**Set exercise:** Copy out all lines that carry the word "type".
------------------------------------
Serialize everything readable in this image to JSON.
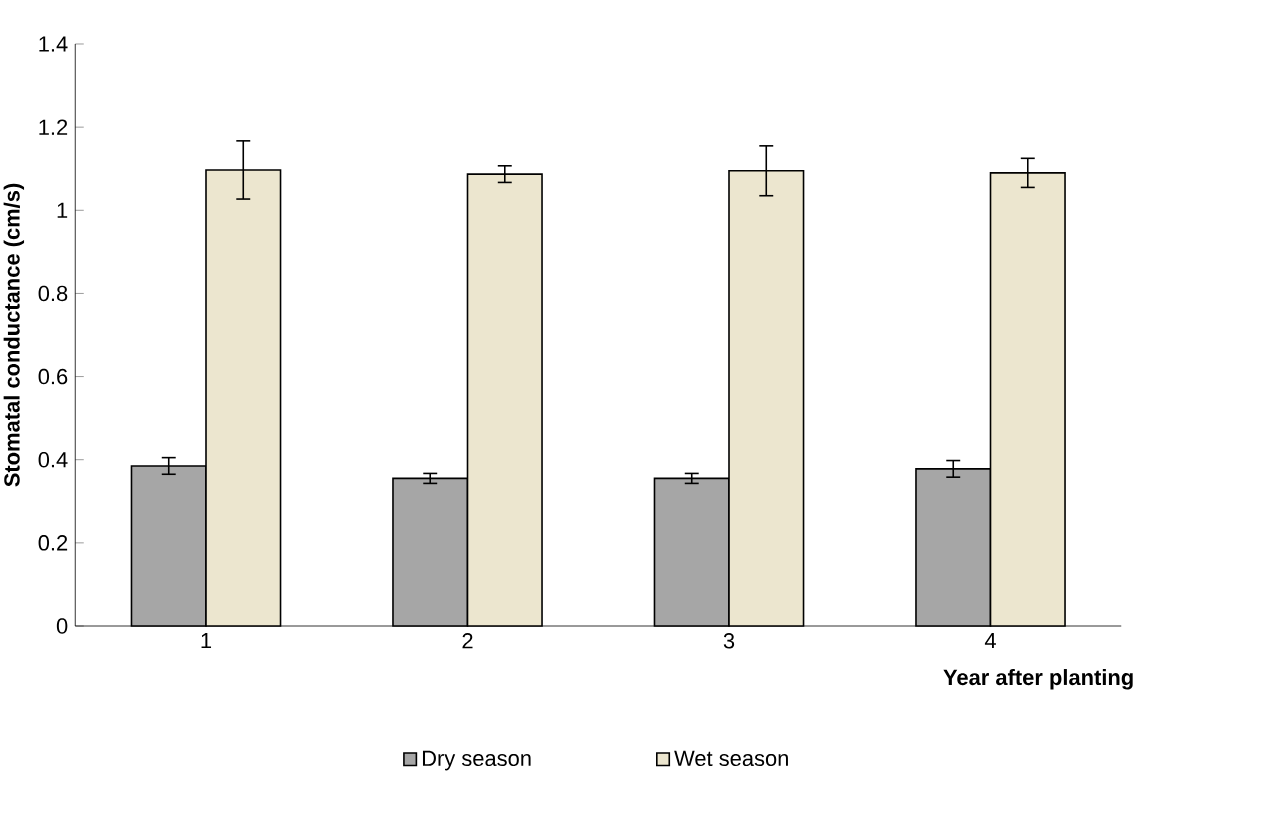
{
  "chart_data": {
    "type": "bar",
    "xlabel": "Year after planting",
    "ylabel": "Stomatal conductance (cm/s)",
    "categories": [
      "1",
      "2",
      "3",
      "4"
    ],
    "ylim": [
      0,
      1.4
    ],
    "yticks": [
      0,
      0.2,
      0.4,
      0.6,
      0.8,
      1,
      1.2,
      1.4
    ],
    "legend": "bottom",
    "series": [
      {
        "name": "Dry season",
        "color": "#a6a6a6",
        "values": [
          0.385,
          0.355,
          0.355,
          0.378
        ],
        "errors": [
          0.02,
          0.012,
          0.012,
          0.02
        ]
      },
      {
        "name": "Wet season",
        "color": "#ece6cf",
        "values": [
          1.097,
          1.087,
          1.095,
          1.09
        ],
        "errors": [
          0.07,
          0.02,
          0.06,
          0.035
        ]
      }
    ]
  }
}
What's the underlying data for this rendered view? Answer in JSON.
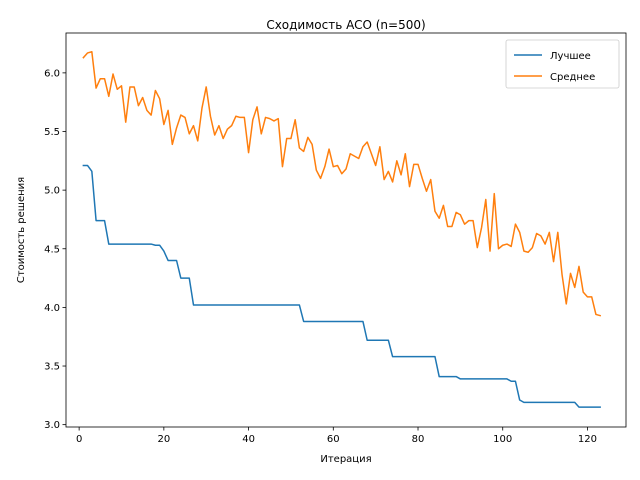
{
  "chart_data": {
    "type": "line",
    "title": "Сходимость ACO (n=500)",
    "xlabel": "Итерация",
    "ylabel": "Стоимость решения",
    "xlim": [
      -3.1,
      129.1
    ],
    "ylim": [
      2.98,
      6.34
    ],
    "xticks": [
      0,
      20,
      40,
      60,
      80,
      100,
      120
    ],
    "yticks": [
      3.0,
      3.5,
      4.0,
      4.5,
      5.0,
      5.5,
      6.0
    ],
    "grid": false,
    "legend_position": "top-right",
    "series": [
      {
        "name": "Лучшее",
        "color": "#1f77b4",
        "x": [
          1,
          2,
          3,
          4,
          5,
          6,
          7,
          8,
          9,
          10,
          11,
          12,
          13,
          14,
          15,
          16,
          17,
          18,
          19,
          20,
          21,
          22,
          23,
          24,
          25,
          26,
          27,
          28,
          29,
          30,
          31,
          32,
          33,
          34,
          35,
          36,
          37,
          38,
          39,
          40,
          41,
          42,
          43,
          44,
          45,
          46,
          47,
          48,
          49,
          50,
          51,
          52,
          53,
          54,
          55,
          56,
          57,
          58,
          59,
          60,
          61,
          62,
          63,
          64,
          65,
          66,
          67,
          68,
          69,
          70,
          71,
          72,
          73,
          74,
          75,
          76,
          77,
          78,
          79,
          80,
          81,
          82,
          83,
          84,
          85,
          86,
          87,
          88,
          89,
          90,
          91,
          92,
          93,
          94,
          95,
          96,
          97,
          98,
          99,
          100,
          101,
          102,
          103,
          104,
          105,
          106,
          107,
          108,
          109,
          110,
          111,
          112,
          113,
          114,
          115,
          116,
          117,
          118,
          119,
          120,
          121,
          122,
          123
        ],
        "y": [
          5.21,
          5.21,
          5.16,
          4.74,
          4.74,
          4.74,
          4.54,
          4.54,
          4.54,
          4.54,
          4.54,
          4.54,
          4.54,
          4.54,
          4.54,
          4.54,
          4.54,
          4.53,
          4.53,
          4.48,
          4.4,
          4.4,
          4.4,
          4.25,
          4.25,
          4.25,
          4.02,
          4.02,
          4.02,
          4.02,
          4.02,
          4.02,
          4.02,
          4.02,
          4.02,
          4.02,
          4.02,
          4.02,
          4.02,
          4.02,
          4.02,
          4.02,
          4.02,
          4.02,
          4.02,
          4.02,
          4.02,
          4.02,
          4.02,
          4.02,
          4.02,
          4.02,
          3.88,
          3.88,
          3.88,
          3.88,
          3.88,
          3.88,
          3.88,
          3.88,
          3.88,
          3.88,
          3.88,
          3.88,
          3.88,
          3.88,
          3.88,
          3.72,
          3.72,
          3.72,
          3.72,
          3.72,
          3.72,
          3.58,
          3.58,
          3.58,
          3.58,
          3.58,
          3.58,
          3.58,
          3.58,
          3.58,
          3.58,
          3.58,
          3.41,
          3.41,
          3.41,
          3.41,
          3.41,
          3.39,
          3.39,
          3.39,
          3.39,
          3.39,
          3.39,
          3.39,
          3.39,
          3.39,
          3.39,
          3.39,
          3.39,
          3.37,
          3.37,
          3.21,
          3.19,
          3.19,
          3.19,
          3.19,
          3.19,
          3.19,
          3.19,
          3.19,
          3.19,
          3.19,
          3.19,
          3.19,
          3.19,
          3.15,
          3.15,
          3.15,
          3.15,
          3.15,
          3.15
        ]
      },
      {
        "name": "Среднее",
        "color": "#ff7f0e",
        "x": [
          1,
          2,
          3,
          4,
          5,
          6,
          7,
          8,
          9,
          10,
          11,
          12,
          13,
          14,
          15,
          16,
          17,
          18,
          19,
          20,
          21,
          22,
          23,
          24,
          25,
          26,
          27,
          28,
          29,
          30,
          31,
          32,
          33,
          34,
          35,
          36,
          37,
          38,
          39,
          40,
          41,
          42,
          43,
          44,
          45,
          46,
          47,
          48,
          49,
          50,
          51,
          52,
          53,
          54,
          55,
          56,
          57,
          58,
          59,
          60,
          61,
          62,
          63,
          64,
          65,
          66,
          67,
          68,
          69,
          70,
          71,
          72,
          73,
          74,
          75,
          76,
          77,
          78,
          79,
          80,
          81,
          82,
          83,
          84,
          85,
          86,
          87,
          88,
          89,
          90,
          91,
          92,
          93,
          94,
          95,
          96,
          97,
          98,
          99,
          100,
          101,
          102,
          103,
          104,
          105,
          106,
          107,
          108,
          109,
          110,
          111,
          112,
          113,
          114,
          115,
          116,
          117,
          118,
          119,
          120,
          121,
          122,
          123
        ],
        "y": [
          6.13,
          6.17,
          6.18,
          5.87,
          5.95,
          5.95,
          5.8,
          5.99,
          5.86,
          5.89,
          5.58,
          5.88,
          5.88,
          5.72,
          5.79,
          5.68,
          5.64,
          5.85,
          5.78,
          5.56,
          5.68,
          5.39,
          5.53,
          5.64,
          5.62,
          5.48,
          5.55,
          5.42,
          5.7,
          5.88,
          5.63,
          5.47,
          5.55,
          5.44,
          5.52,
          5.55,
          5.63,
          5.62,
          5.62,
          5.32,
          5.6,
          5.71,
          5.48,
          5.62,
          5.61,
          5.59,
          5.61,
          5.2,
          5.44,
          5.44,
          5.6,
          5.36,
          5.33,
          5.45,
          5.39,
          5.17,
          5.1,
          5.2,
          5.35,
          5.2,
          5.21,
          5.14,
          5.18,
          5.31,
          5.29,
          5.27,
          5.37,
          5.41,
          5.31,
          5.21,
          5.37,
          5.09,
          5.16,
          5.07,
          5.25,
          5.13,
          5.31,
          5.03,
          5.22,
          5.22,
          5.1,
          4.99,
          5.09,
          4.82,
          4.76,
          4.87,
          4.69,
          4.69,
          4.81,
          4.79,
          4.71,
          4.74,
          4.74,
          4.51,
          4.68,
          4.92,
          4.48,
          4.97,
          4.5,
          4.53,
          4.54,
          4.52,
          4.71,
          4.64,
          4.48,
          4.47,
          4.51,
          4.63,
          4.61,
          4.54,
          4.64,
          4.39,
          4.64,
          4.28,
          4.03,
          4.29,
          4.17,
          4.35,
          4.13,
          4.09,
          4.09,
          3.94,
          3.93
        ]
      }
    ]
  }
}
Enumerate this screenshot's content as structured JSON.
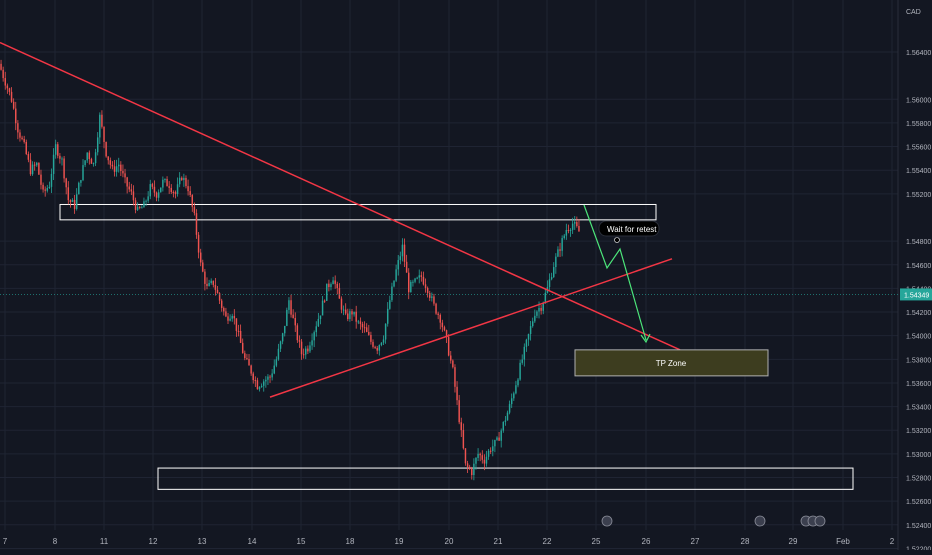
{
  "colors": {
    "background": "#131722",
    "grid": "#1f2433",
    "axis_text": "#b2b5be",
    "candle_up": "#26a69a",
    "candle_down": "#ef5350",
    "trend_line": "#f23645",
    "zone_border": "#ffffff",
    "arrow": "#4ce67a",
    "tp_zone_fill": "#3d3d1f",
    "tp_zone_border": "#b0b0b0",
    "price_label_bg": "#26a69a"
  },
  "chart_data": {
    "type": "candlestick",
    "currency": "CAD",
    "current_price": "1.54349",
    "x_ticks": [
      "7",
      "8",
      "11",
      "12",
      "13",
      "14",
      "15",
      "18",
      "19",
      "20",
      "21",
      "22",
      "25",
      "26",
      "27",
      "28",
      "29",
      "Feb",
      "2"
    ],
    "y_ticks": [
      "1.56400",
      "1.56000",
      "1.55800",
      "1.55600",
      "1.55400",
      "1.55200",
      "1.54800",
      "1.54600",
      "1.54400",
      "1.54200",
      "1.54000",
      "1.53800",
      "1.53600",
      "1.53400",
      "1.53200",
      "1.53000",
      "1.52800",
      "1.52600",
      "1.52400",
      "1.52200"
    ],
    "ylim": [
      1.522,
      1.566
    ],
    "price_path": [
      1.563,
      1.5615,
      1.56,
      1.5575,
      1.556,
      1.554,
      1.5545,
      1.552,
      1.5528,
      1.556,
      1.5548,
      1.5515,
      1.551,
      1.5535,
      1.5555,
      1.5545,
      1.5585,
      1.5555,
      1.554,
      1.5545,
      1.553,
      1.552,
      1.5505,
      1.551,
      1.5525,
      1.552,
      1.553,
      1.5528,
      1.552,
      1.5535,
      1.5525,
      1.55,
      1.546,
      1.544,
      1.5445,
      1.543,
      1.5415,
      1.542,
      1.54,
      1.538,
      1.537,
      1.5358,
      1.5362,
      1.5365,
      1.538,
      1.54,
      1.543,
      1.5405,
      1.5385,
      1.539,
      1.5405,
      1.542,
      1.544,
      1.545,
      1.543,
      1.5415,
      1.542,
      1.541,
      1.5405,
      1.5395,
      1.539,
      1.54,
      1.543,
      1.5455,
      1.5475,
      1.544,
      1.5445,
      1.545,
      1.544,
      1.5425,
      1.5415,
      1.5395,
      1.537,
      1.533,
      1.529,
      1.5285,
      1.53,
      1.5295,
      1.5305,
      1.531,
      1.5325,
      1.534,
      1.536,
      1.538,
      1.54,
      1.542,
      1.5425,
      1.544,
      1.546,
      1.5475,
      1.549,
      1.5495,
      1.5488
    ],
    "support_zones": [
      {
        "from_x": "8",
        "to_x": "25",
        "low": 1.5498,
        "high": 1.5511
      },
      {
        "from_x": "12",
        "to_x": "29",
        "low": 1.527,
        "high": 1.5288
      }
    ],
    "trend_lines": [
      {
        "points": [
          [
            1.5648,
            "7"
          ],
          [
            1.5388,
            "26"
          ]
        ]
      },
      {
        "points": [
          [
            1.5348,
            "14"
          ],
          [
            1.5465,
            "27"
          ]
        ]
      }
    ],
    "annotations": [
      "Wait for retest",
      "TP Zone"
    ],
    "tp_zone": {
      "low": 1.5366,
      "high": 1.5388
    }
  }
}
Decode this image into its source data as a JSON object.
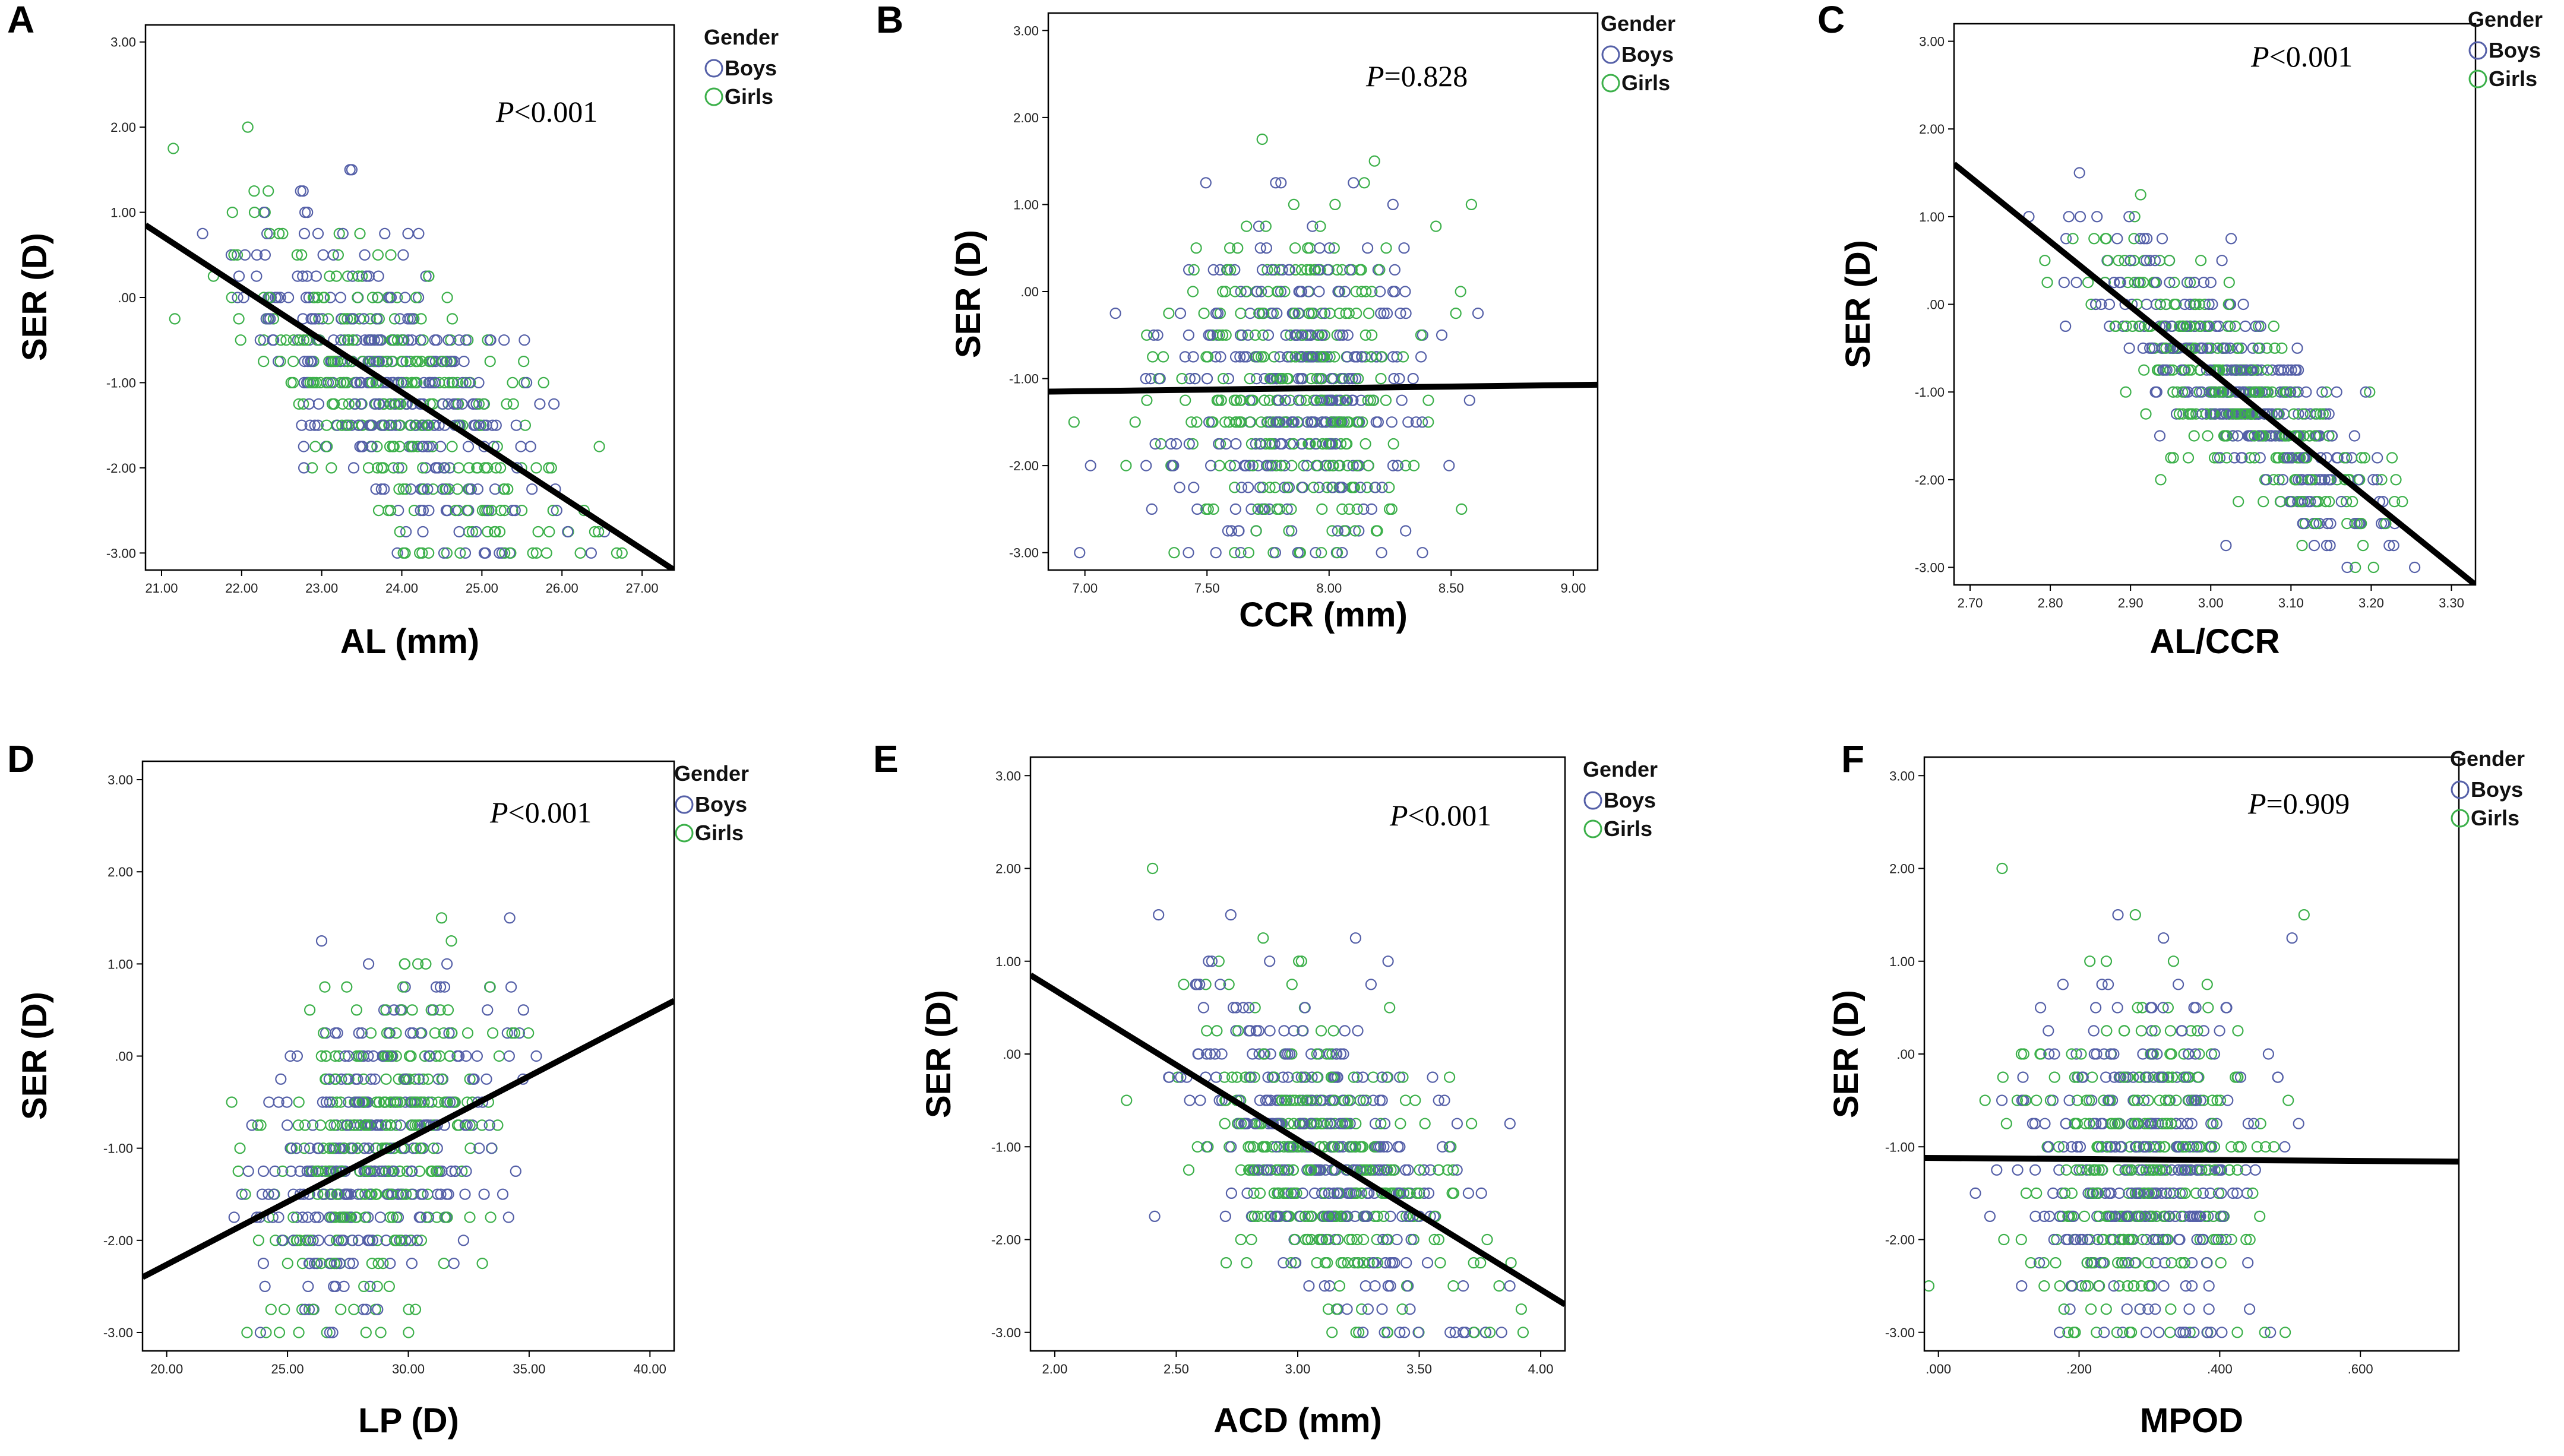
------------------------------------
**Task answer:**
    "type": "bar",
    "type": "line",
    "type": "candlestick",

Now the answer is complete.